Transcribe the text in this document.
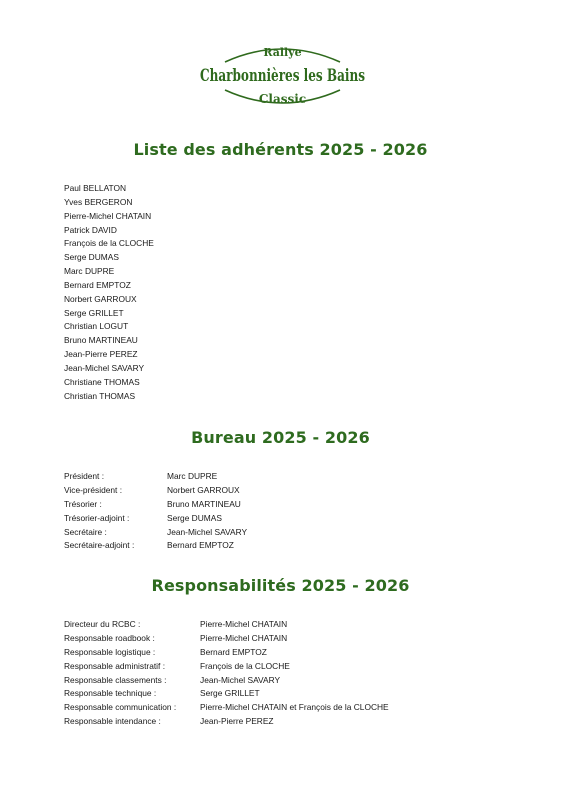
Rallye
Charbonnières les Bains
Classic
Liste des adhérents 2025 - 2026
Paul BELLATON
Yves BERGERON
Pierre-Michel CHATAIN
Patrick DAVID
François de la CLOCHE
Serge DUMAS
Marc DUPRE
Bernard EMPTOZ
Norbert GARROUX
Serge GRILLET
Christian LOGUT
Bruno MARTINEAU
Jean-Pierre PEREZ
Jean-Michel SAVARY
Christiane THOMAS
Christian THOMAS
Bureau 2025 - 2026
Président :	Marc DUPRE
Vice-président :	Norbert GARROUX
Trésorier :	Bruno MARTINEAU
Trésorier-adjoint :	Serge DUMAS
Secrétaire :	Jean-Michel SAVARY
Secrétaire-adjoint :	Bernard EMPTOZ
Responsabilités 2025 - 2026
Directeur du RCBC :	Pierre-Michel CHATAIN
Responsable roadbook :	Pierre-Michel CHATAIN
Responsable logistique :	Bernard EMPTOZ
Responsable administratif :	François de la CLOCHE
Responsable classements :	Jean-Michel SAVARY
Responsable technique :	Serge GRILLET
Responsable communication :	Pierre-Michel CHATAIN et François de la CLOCHE
Responsable intendance :	Jean-Pierre PEREZ
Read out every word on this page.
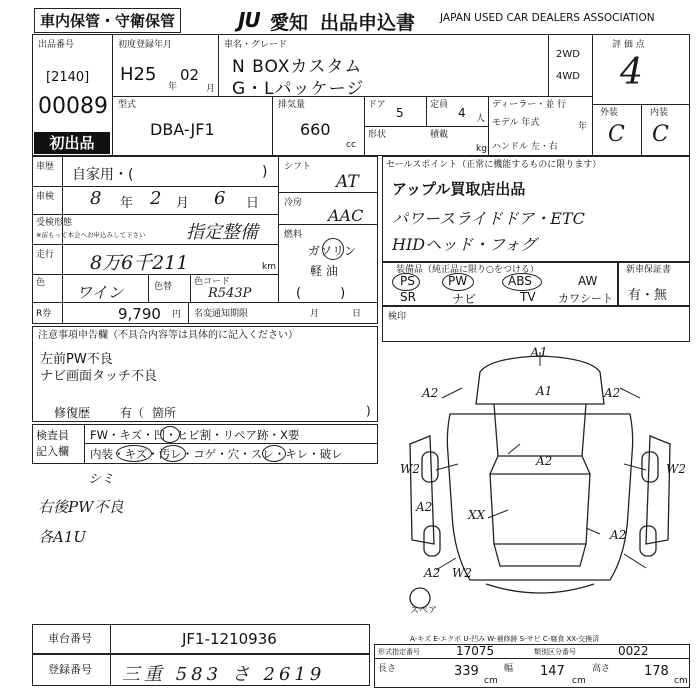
車内保管・守衛保管	JU 愛知 出品申込書 JAPAN USED CAR DEALERS ASSOCIATION
出品番号
[2140]
00089
初出品
初度登録年月
H25
年
02
月
車名・グレード
N BOXカスタム
G・Lパッケージ
2WD
4WD
評 価 点
4
外装	内装
C C
型式
DBA-JF1
排気量
660
cc
ドア
5
定員
4 人
形状	積載
kg
ディーラー・並 行
モデル 年式	年
ハンドル 左・右
車歴 自家用・(	)
車検 8 年 2 月 6 日
受検形態
※前もって本会へお申込みして下さい 指定整備
走行 8万6千211	km
色 ワイン	色替 色コード
R543P
R券	9,790 円 名変通知期限	月	日
シフト
AT
冷房
AAC
燃料
ガソリン
軽 油
(　　　)
セールスポイント（正常に機能するものに限ります）
アップル買取店出品
パワースライドドア・ETC
HIDヘッド・フォグ
装備品（純正品に限り○をつける）
PS	PW	ABS	AW
SR	ナビ	TV カワシート
新車保証書
有・無
検印
注意事項申告欄（不具合内容等は具体的に記入ください）
左前PW不良
ナビ画面タッチ不良
修復歴 有（ 箇所	)
検査員
記入欄
FW・キズ・凹・ヒビ割・リペア跡・X要
内装・キズ・汚レ・コゲ・穴・スレ・キレ・破レ
シミ
右後PW不良
各A1U
A1
A1
A2	A2
A2
W2	W2
A2
XX
A2
W2
A2
スペア
A-キズ E-エクボ U-凹み W-補修跡 S-サビ C-腐食 XX-交換済
車台番号	JF1-1210936
登録番号 三重 583 さ 2619
形式指定番号	17075	類別区分番号	0022
長さ	339
cm
幅 147
cm
高さ	178
cm
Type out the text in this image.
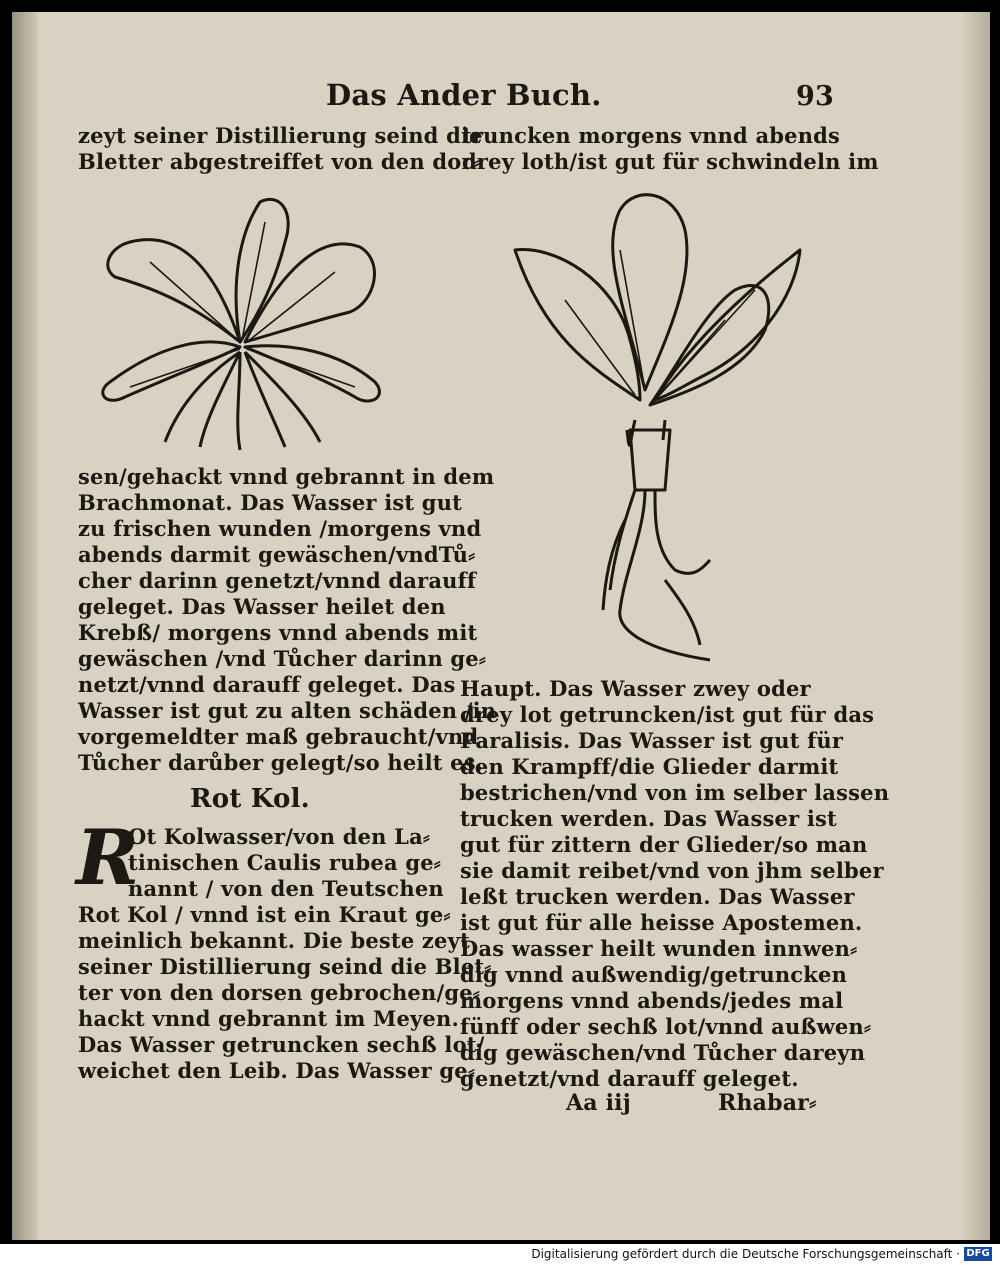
Das Ander Buch.	93
zeyt seiner Distillierung seind die
Bletter abgestreiffet von den dor⸗
sen/gehackt vnnd gebrannt in dem
Brachmonat. Das Wasser ist gut
zu frischen wunden /morgens vnd
abends darmit gewäschen/vndTů⸗
cher darinn genetzt/vnnd darauff
geleget. Das Wasser heilet den
Krebß/ morgens vnnd abends mit
gewäschen /vnd Tůcher darinn ge⸗
netzt/vnnd darauff geleget. Das
Wasser ist gut zu alten schäden /in
vorgemeldter maß gebraucht/vnd
Tůcher darůber gelegt/so heilt es.
Rot Kol.
R
Ot Kolwasser/von den La⸗
tinischen Caulis rubea ge⸗
nannt / von den Teutschen
Rot Kol / vnnd ist ein Kraut ge⸗
meinlich bekannt. Die beste zeyt
seiner Distillierung seind die Blet⸗
ter von den dorsen gebrochen/ge⸗
hackt vnnd gebrannt im Meyen.
Das Wasser getruncken sechß lot/
weichet den Leib. Das Wasser ge⸗
truncken morgens vnnd abends
drey loth/ist gut für schwindeln im
Haupt. Das Wasser zwey oder
drey lot getruncken/ist gut für das
Paralisis. Das Wasser ist gut für
den Krampff/die Glieder darmit
bestrichen/vnd von im selber lassen
trucken werden. Das Wasser ist
gut für zittern der Glieder/so man
sie damit reibet/vnd von jhm selber
leßt trucken werden. Das Wasser
ist gut für alle heisse Apostemen.
Das wasser heilt wunden innwen⸗
dig vnnd außwendig/getruncken
morgens vnnd abends/jedes mal
fünff oder sechß lot/vnnd außwen⸗
dig gewäschen/vnd Tůcher dareyn
genetzt/vnd darauff geleget.
Aa iij	Rhabar⸗
Digitalisierung gefördert durch die Deutsche Forschungsgemeinschaft · DFG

**Goal**
Leave the pictures out and write out every entry exactly as given.

**Written response**
Transcribe the text in this document.
Rallye
Charbonnières les Bains
Classic
Liste des adhérents 2025 - 2026
Paul BELLATON
Yves BERGERON
Pierre-Michel CHATAIN
Patrick DAVID
François de la CLOCHE
Serge DUMAS
Marc DUPRE
Bernard EMPTOZ
Norbert GARROUX
Serge GRILLET
Christian LOGUT
Bruno MARTINEAU
Jean-Pierre PEREZ
Jean-Michel SAVARY
Christiane THOMAS
Christian THOMAS
Bureau 2025 - 2026
Président :	Marc DUPRE
Vice-président :	Norbert GARROUX
Trésorier :	Bruno MARTINEAU
Trésorier-adjoint :	Serge DUMAS
Secrétaire :	Jean-Michel SAVARY
Secrétaire-adjoint :	Bernard EMPTOZ
Responsabilités 2025 - 2026
Directeur du RCBC :	Pierre-Michel CHATAIN
Responsable roadbook :	Pierre-Michel CHATAIN
Responsable logistique :	Bernard EMPTOZ
Responsable administratif :	François de la CLOCHE
Responsable classements :	Jean-Michel SAVARY
Responsable technique :	Serge GRILLET
Responsable communication :	Pierre-Michel CHATAIN et François de la CLOCHE
Responsable intendance :	Jean-Pierre PEREZ
Read out every word on this page.
車内保管・守衛保管	JU 愛知 出品申込書 JAPAN USED CAR DEALERS ASSOCIATION
出品番号
[2140]
00089
初出品
初度登録年月
H25
年
02
月
車名・グレード
N BOXカスタム
G・Lパッケージ
2WD
4WD
評 価 点
4
外装	内装
C C
型式
DBA-JF1
排気量
660
cc
ドア
5
定員
4 人
形状	積載
kg
ディーラー・並 行
モデル 年式	年
ハンドル 左・右
車歴 自家用・(	)
車検 8 年 2 月 6 日
受検形態
※前もって本会へお申込みして下さい 指定整備
走行 8万6千211	km
色 ワイン	色替 色コード
R543P
R券	9,790 円 名変通知期限	月	日
シフト
AT
冷房
AAC
燃料
ガソリン
軽 油
(　　　)
セールスポイント（正常に機能するものに限ります）
アップル買取店出品
パワースライドドア・ETC
HIDヘッド・フォグ
装備品（純正品に限り○をつける）
PS	PW	ABS	AW
SR	ナビ	TV カワシート
新車保証書
有・無
検印
注意事項申告欄（不具合内容等は具体的に記入ください）
左前PW不良
ナビ画面タッチ不良
修復歴 有（ 箇所	)
検査員
記入欄
FW・キズ・凹・ヒビ割・リペア跡・X要
内装・キズ・汚レ・コゲ・穴・スレ・キレ・破レ
シミ
右後PW不良
各A1U
A1
A1
A2	A2
A2
W2	W2
A2
XX
A2
W2
A2
スペア
A-キズ E-エクボ U-凹み W-補修跡 S-サビ C-腐食 XX-交換済
車台番号	JF1-1210936
登録番号 三重 583 さ 2619
形式指定番号	17075	類別区分番号	0022
長さ	339
cm
幅 147
cm
高さ	178
cm
Type out the text in this image.
Das Ander Buch.	93
zeyt seiner Distillierung seind die
Bletter abgestreiffet von den dor⸗
sen/gehackt vnnd gebrannt in dem
Brachmonat. Das Wasser ist gut
zu frischen wunden /morgens vnd
abends darmit gewäschen/vndTů⸗
cher darinn genetzt/vnnd darauff
geleget. Das Wasser heilet den
Krebß/ morgens vnnd abends mit
gewäschen /vnd Tůcher darinn ge⸗
netzt/vnnd darauff geleget. Das
Wasser ist gut zu alten schäden /in
vorgemeldter maß gebraucht/vnd
Tůcher darůber gelegt/so heilt es.
Rot Kol.
R
Ot Kolwasser/von den La⸗
tinischen Caulis rubea ge⸗
nannt / von den Teutschen
Rot Kol / vnnd ist ein Kraut ge⸗
meinlich bekannt. Die beste zeyt
seiner Distillierung seind die Blet⸗
ter von den dorsen gebrochen/ge⸗
hackt vnnd gebrannt im Meyen.
Das Wasser getruncken sechß lot/
weichet den Leib. Das Wasser ge⸗
truncken morgens vnnd abends
drey loth/ist gut für schwindeln im
Haupt. Das Wasser zwey oder
drey lot getruncken/ist gut für das
Paralisis. Das Wasser ist gut für
den Krampff/die Glieder darmit
bestrichen/vnd von im selber lassen
trucken werden. Das Wasser ist
gut für zittern der Glieder/so man
sie damit reibet/vnd von jhm selber
leßt trucken werden. Das Wasser
ist gut für alle heisse Apostemen.
Das wasser heilt wunden innwen⸗
dig vnnd außwendig/getruncken
morgens vnnd abends/jedes mal
fünff oder sechß lot/vnnd außwen⸗
dig gewäschen/vnd Tůcher dareyn
genetzt/vnd darauff geleget.
Aa iij	Rhabar⸗
Digitalisierung gefördert durch die Deutsche Forschungsgemeinschaft · DFG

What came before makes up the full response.